What the exercise asks =
Reproduce verbatim the lines from the one containing "right-panel xyxy=(683,0,757,644)" to the one containing "error-code-label: Error code", both included, and output only those.

Labeled region entries =
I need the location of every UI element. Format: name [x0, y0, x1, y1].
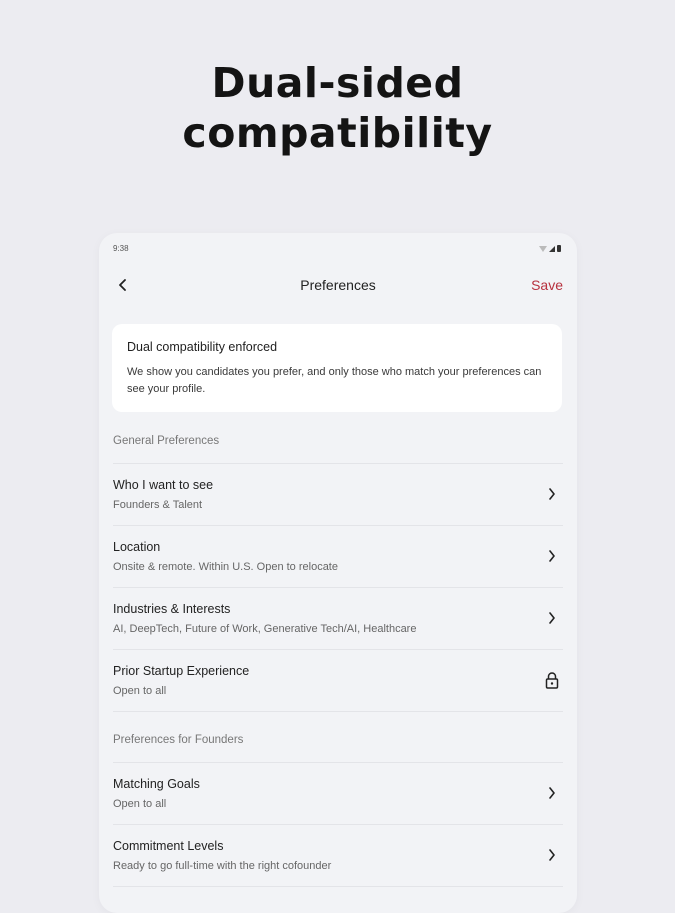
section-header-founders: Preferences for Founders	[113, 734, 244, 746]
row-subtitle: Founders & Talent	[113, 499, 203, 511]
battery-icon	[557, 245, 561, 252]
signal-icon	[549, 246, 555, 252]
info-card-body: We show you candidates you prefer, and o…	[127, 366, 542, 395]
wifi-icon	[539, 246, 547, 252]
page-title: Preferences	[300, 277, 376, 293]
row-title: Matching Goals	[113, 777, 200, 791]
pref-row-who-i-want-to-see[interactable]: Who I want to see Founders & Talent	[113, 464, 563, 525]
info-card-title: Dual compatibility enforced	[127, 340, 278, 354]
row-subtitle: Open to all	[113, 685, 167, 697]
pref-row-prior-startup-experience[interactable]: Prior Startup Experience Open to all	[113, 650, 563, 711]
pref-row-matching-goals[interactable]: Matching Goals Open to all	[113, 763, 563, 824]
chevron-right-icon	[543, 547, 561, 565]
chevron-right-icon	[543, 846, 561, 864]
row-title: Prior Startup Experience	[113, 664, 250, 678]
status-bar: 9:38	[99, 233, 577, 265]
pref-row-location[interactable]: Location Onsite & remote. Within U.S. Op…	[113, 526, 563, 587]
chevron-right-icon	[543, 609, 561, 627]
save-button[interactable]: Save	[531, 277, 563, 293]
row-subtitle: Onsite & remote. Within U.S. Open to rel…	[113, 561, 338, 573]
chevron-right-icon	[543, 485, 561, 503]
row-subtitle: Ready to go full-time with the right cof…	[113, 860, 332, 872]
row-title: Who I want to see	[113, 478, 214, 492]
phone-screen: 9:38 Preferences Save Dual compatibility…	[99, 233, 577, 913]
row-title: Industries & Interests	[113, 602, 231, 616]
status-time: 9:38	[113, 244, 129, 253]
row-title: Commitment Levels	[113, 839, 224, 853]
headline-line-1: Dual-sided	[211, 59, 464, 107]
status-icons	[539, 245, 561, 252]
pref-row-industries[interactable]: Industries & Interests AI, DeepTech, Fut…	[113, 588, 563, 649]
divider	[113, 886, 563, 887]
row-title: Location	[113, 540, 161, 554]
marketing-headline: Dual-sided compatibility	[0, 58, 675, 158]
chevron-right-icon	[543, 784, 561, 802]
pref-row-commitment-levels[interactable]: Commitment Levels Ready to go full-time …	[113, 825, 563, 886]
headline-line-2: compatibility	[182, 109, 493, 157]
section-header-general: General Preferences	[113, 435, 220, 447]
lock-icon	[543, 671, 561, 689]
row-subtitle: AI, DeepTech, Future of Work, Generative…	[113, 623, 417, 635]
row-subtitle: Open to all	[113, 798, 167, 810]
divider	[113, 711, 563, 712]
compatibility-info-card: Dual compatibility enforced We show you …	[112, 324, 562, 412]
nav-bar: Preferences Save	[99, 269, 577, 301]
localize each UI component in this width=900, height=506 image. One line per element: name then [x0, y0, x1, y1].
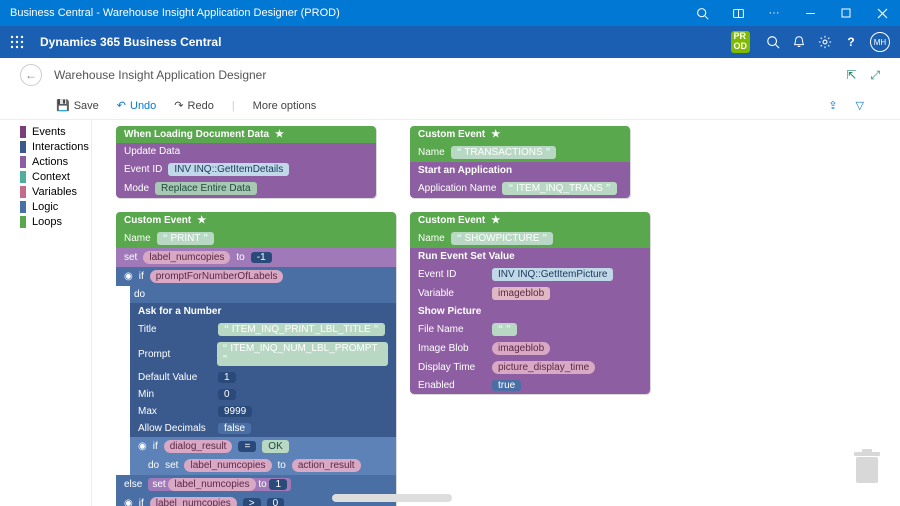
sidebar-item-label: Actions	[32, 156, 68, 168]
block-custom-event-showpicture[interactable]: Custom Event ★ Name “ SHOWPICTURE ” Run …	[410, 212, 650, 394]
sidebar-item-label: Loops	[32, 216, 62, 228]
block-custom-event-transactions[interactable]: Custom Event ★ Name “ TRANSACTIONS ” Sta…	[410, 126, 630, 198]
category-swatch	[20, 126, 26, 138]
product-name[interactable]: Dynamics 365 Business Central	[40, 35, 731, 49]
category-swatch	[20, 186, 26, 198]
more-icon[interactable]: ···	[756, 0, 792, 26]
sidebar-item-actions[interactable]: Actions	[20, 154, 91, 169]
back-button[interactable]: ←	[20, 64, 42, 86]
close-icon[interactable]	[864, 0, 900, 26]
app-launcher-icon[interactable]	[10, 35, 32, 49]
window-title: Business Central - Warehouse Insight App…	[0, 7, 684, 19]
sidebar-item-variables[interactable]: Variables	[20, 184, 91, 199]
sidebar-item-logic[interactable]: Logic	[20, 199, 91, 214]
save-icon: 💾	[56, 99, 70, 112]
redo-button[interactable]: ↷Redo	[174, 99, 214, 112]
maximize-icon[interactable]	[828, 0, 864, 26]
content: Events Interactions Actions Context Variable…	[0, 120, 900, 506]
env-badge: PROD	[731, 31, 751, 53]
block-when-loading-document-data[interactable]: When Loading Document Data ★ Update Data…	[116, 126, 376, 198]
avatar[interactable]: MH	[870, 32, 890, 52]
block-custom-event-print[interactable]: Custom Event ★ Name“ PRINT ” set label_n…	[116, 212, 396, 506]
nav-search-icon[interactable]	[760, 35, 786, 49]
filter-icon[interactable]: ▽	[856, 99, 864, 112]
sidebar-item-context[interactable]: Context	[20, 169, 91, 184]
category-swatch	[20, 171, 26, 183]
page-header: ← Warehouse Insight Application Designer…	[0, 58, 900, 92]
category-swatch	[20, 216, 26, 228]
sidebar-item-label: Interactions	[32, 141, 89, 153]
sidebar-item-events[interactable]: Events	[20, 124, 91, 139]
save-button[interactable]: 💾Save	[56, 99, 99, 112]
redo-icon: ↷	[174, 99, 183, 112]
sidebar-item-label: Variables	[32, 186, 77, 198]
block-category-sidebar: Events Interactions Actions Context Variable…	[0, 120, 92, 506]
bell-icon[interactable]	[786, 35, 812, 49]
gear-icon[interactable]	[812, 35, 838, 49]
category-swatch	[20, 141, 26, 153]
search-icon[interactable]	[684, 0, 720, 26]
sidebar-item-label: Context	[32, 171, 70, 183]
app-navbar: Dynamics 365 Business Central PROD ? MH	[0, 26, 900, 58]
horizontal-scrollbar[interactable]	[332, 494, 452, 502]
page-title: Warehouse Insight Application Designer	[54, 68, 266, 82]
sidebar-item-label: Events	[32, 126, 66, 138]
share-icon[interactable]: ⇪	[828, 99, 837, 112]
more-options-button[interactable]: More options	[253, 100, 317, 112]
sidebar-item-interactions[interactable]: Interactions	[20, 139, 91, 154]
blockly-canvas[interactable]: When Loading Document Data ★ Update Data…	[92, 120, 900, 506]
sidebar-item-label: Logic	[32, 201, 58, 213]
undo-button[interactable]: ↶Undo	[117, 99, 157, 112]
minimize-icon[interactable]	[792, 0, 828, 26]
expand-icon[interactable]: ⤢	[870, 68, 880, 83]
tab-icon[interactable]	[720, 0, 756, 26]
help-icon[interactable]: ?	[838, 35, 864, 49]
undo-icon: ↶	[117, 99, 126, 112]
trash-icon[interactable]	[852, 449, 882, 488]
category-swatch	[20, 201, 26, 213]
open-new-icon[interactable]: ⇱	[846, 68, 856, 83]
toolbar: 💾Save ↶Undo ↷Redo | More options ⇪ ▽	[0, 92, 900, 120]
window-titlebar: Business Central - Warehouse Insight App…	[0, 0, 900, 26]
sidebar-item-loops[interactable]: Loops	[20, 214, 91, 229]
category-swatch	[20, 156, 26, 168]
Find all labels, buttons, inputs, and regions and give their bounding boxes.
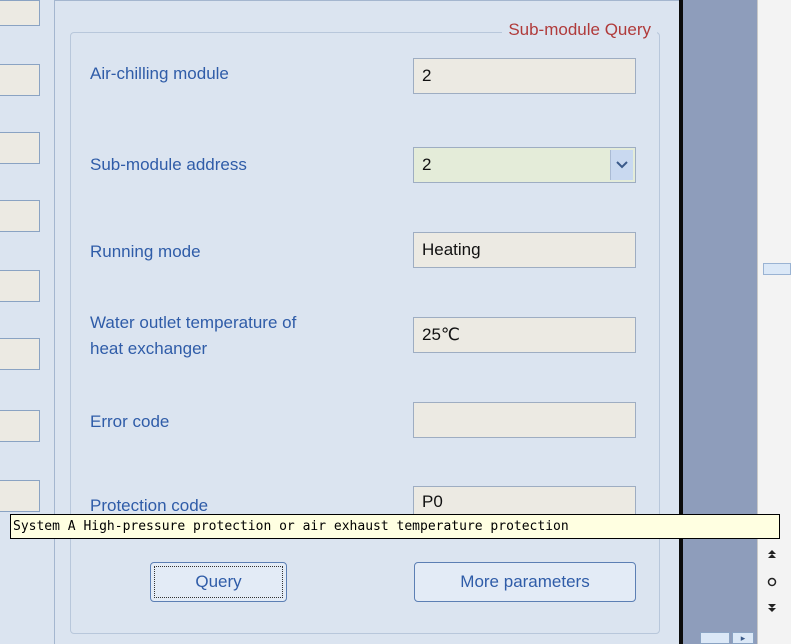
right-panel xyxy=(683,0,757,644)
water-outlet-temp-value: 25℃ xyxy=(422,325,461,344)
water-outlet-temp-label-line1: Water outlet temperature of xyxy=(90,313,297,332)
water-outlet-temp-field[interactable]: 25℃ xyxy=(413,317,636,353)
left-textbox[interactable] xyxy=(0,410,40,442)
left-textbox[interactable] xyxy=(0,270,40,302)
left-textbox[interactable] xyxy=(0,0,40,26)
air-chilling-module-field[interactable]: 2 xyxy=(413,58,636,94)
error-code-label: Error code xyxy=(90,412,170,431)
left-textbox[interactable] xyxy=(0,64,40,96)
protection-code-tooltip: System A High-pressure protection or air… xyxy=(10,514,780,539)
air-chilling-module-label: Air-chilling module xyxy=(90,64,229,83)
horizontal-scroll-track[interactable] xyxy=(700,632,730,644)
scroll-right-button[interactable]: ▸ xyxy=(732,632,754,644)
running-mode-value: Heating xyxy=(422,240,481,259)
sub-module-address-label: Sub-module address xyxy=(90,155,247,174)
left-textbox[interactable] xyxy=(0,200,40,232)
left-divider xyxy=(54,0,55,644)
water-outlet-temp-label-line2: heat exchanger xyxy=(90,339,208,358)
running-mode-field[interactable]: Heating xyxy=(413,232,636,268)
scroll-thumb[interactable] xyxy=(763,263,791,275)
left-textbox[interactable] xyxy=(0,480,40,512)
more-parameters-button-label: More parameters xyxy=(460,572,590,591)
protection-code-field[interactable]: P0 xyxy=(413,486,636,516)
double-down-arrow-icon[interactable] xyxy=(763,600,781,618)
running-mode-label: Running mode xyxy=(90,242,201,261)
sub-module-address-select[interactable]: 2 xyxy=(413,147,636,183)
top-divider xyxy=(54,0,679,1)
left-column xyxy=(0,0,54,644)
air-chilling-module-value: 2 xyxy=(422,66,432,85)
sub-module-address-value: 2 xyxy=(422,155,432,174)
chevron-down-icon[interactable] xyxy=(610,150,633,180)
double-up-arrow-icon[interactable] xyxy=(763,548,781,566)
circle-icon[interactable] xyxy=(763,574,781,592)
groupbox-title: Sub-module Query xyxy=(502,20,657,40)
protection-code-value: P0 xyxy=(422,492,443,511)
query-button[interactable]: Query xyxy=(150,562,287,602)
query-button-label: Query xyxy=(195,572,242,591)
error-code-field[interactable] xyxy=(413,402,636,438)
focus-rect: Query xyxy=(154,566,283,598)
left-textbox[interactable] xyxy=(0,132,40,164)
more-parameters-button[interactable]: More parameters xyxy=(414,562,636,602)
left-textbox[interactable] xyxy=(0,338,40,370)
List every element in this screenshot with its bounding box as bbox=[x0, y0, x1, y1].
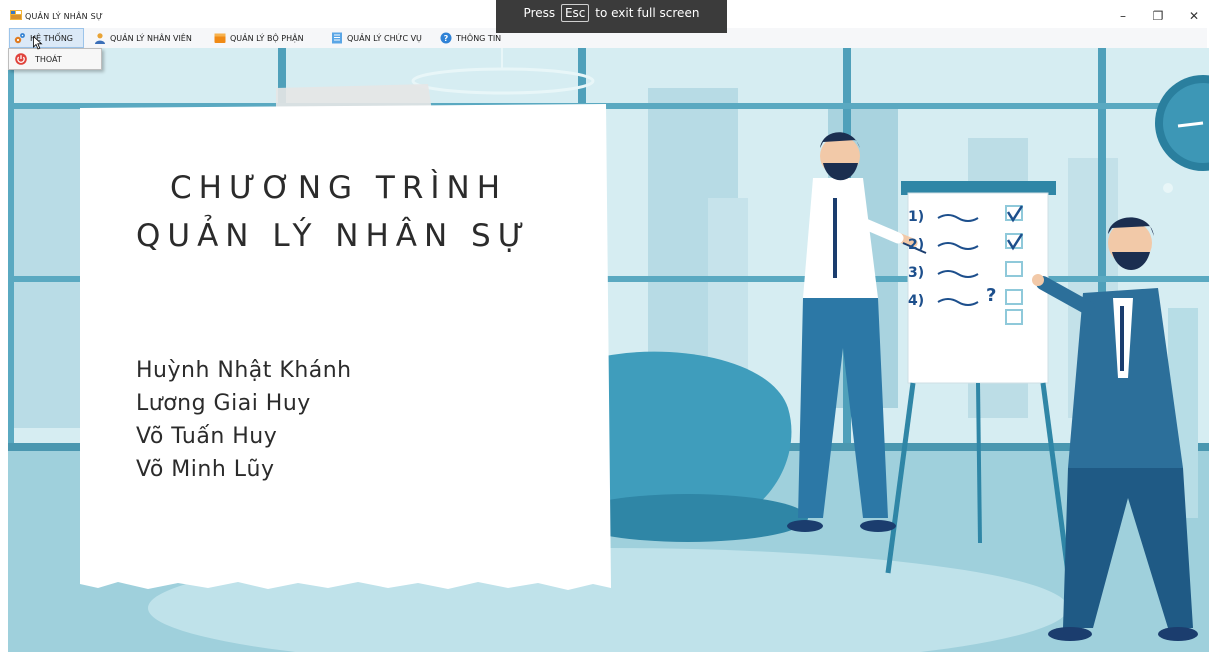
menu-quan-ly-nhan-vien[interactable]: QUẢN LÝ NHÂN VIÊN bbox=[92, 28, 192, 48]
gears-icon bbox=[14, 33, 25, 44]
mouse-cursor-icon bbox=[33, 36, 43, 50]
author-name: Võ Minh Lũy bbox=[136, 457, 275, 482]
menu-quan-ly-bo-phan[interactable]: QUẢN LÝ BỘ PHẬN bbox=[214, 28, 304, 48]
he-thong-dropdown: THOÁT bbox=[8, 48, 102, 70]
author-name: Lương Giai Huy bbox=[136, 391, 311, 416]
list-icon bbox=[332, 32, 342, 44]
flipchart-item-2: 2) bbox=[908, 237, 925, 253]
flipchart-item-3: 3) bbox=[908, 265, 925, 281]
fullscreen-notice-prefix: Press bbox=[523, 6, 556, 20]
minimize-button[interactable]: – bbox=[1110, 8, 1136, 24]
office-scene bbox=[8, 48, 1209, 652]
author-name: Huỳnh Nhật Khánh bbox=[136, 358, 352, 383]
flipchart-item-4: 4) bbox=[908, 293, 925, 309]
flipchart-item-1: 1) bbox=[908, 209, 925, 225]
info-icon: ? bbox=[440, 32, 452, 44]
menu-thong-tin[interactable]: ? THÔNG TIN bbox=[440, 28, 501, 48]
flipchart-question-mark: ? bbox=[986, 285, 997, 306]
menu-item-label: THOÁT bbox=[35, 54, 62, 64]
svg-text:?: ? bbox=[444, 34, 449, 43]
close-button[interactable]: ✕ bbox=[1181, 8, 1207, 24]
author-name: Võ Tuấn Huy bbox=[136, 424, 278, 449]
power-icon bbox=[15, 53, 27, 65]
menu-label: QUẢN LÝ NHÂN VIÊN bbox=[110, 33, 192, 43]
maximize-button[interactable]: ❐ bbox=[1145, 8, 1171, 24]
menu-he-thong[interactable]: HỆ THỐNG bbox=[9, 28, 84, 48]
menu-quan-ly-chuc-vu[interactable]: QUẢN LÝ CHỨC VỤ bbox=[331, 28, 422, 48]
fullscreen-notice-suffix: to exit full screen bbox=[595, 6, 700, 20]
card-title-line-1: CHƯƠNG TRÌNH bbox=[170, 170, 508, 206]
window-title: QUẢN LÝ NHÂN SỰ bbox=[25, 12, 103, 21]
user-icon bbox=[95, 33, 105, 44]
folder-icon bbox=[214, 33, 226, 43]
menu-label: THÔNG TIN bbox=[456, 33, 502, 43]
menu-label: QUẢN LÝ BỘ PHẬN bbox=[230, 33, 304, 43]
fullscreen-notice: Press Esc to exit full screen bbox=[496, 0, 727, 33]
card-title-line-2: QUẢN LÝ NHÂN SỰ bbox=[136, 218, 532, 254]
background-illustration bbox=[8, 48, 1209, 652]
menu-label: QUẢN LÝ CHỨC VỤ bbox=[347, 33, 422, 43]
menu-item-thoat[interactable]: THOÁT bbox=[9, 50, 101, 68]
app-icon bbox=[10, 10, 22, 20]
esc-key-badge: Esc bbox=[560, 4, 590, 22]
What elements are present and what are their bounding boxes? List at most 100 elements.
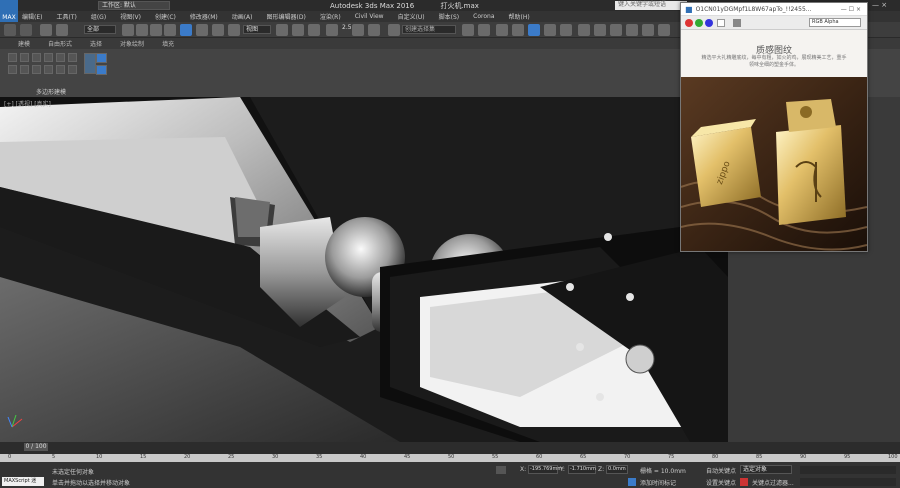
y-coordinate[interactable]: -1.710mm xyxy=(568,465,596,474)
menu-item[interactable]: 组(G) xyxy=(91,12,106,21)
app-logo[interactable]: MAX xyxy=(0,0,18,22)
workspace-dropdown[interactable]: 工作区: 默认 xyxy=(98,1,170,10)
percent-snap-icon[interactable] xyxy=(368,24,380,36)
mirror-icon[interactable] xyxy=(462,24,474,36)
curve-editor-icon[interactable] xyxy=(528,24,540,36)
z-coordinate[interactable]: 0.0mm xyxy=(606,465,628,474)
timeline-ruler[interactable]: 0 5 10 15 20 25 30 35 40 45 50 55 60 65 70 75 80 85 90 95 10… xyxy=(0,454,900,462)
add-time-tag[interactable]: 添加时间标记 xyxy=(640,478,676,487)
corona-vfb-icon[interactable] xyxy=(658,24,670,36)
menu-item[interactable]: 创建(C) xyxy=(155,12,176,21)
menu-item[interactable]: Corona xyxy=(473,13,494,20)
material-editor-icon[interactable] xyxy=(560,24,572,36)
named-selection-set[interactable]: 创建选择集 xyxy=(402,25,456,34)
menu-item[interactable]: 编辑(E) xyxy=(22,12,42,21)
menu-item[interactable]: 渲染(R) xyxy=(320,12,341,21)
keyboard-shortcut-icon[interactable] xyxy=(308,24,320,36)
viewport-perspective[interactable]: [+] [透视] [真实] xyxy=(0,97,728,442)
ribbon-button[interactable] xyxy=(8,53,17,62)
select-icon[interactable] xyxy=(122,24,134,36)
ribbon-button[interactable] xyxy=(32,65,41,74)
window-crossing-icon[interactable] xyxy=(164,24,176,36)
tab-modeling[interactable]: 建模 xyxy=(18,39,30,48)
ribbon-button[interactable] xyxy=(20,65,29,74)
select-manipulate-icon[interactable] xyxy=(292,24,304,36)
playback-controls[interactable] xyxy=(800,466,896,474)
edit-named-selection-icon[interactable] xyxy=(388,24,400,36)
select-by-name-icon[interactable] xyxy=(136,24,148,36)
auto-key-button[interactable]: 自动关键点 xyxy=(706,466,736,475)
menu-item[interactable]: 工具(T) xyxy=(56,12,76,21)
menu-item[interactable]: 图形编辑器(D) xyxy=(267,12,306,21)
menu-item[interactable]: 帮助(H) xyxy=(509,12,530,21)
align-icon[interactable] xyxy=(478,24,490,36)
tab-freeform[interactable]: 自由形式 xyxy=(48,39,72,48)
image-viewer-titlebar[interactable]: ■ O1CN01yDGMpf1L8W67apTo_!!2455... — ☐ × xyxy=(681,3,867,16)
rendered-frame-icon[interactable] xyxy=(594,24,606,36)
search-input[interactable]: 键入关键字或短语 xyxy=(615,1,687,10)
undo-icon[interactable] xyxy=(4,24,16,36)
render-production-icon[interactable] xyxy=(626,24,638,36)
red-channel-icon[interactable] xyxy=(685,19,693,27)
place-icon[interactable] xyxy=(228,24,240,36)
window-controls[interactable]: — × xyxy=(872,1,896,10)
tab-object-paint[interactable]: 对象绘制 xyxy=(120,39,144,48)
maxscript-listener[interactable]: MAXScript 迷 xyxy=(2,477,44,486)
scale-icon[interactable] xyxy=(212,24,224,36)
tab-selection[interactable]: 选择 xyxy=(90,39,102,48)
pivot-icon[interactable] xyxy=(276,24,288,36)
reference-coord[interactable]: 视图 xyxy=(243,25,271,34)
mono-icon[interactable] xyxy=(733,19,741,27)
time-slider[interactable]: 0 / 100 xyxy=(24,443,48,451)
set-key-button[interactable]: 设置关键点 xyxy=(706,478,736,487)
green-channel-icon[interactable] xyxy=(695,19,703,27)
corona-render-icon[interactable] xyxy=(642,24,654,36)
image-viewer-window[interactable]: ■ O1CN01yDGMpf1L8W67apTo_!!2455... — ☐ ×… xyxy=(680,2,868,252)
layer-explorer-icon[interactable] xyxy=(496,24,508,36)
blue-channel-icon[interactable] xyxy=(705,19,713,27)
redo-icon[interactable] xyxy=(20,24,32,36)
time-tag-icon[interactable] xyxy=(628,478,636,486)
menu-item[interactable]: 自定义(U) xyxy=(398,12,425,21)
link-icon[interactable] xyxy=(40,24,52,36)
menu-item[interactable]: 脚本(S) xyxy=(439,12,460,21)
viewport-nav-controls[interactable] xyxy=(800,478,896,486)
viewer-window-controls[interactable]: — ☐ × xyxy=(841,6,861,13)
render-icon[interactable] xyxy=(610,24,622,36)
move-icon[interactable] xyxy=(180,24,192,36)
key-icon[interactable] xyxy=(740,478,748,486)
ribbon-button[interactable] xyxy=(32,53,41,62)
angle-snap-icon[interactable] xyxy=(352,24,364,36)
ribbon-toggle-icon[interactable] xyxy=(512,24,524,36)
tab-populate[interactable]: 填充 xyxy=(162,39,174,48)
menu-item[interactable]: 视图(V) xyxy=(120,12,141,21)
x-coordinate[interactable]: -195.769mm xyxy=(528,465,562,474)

Exercise response =
right-panel xyxy=(683,0,757,644)
water-outlet-temp-value: 25℃ xyxy=(422,325,461,344)
water-outlet-temp-label-line1: Water outlet temperature of xyxy=(90,313,297,332)
water-outlet-temp-field[interactable]: 25℃ xyxy=(413,317,636,353)
left-textbox[interactable] xyxy=(0,410,40,442)
left-textbox[interactable] xyxy=(0,270,40,302)
left-textbox[interactable] xyxy=(0,0,40,26)
air-chilling-module-field[interactable]: 2 xyxy=(413,58,636,94)
error-code-label: Error code xyxy=(90,412,170,431)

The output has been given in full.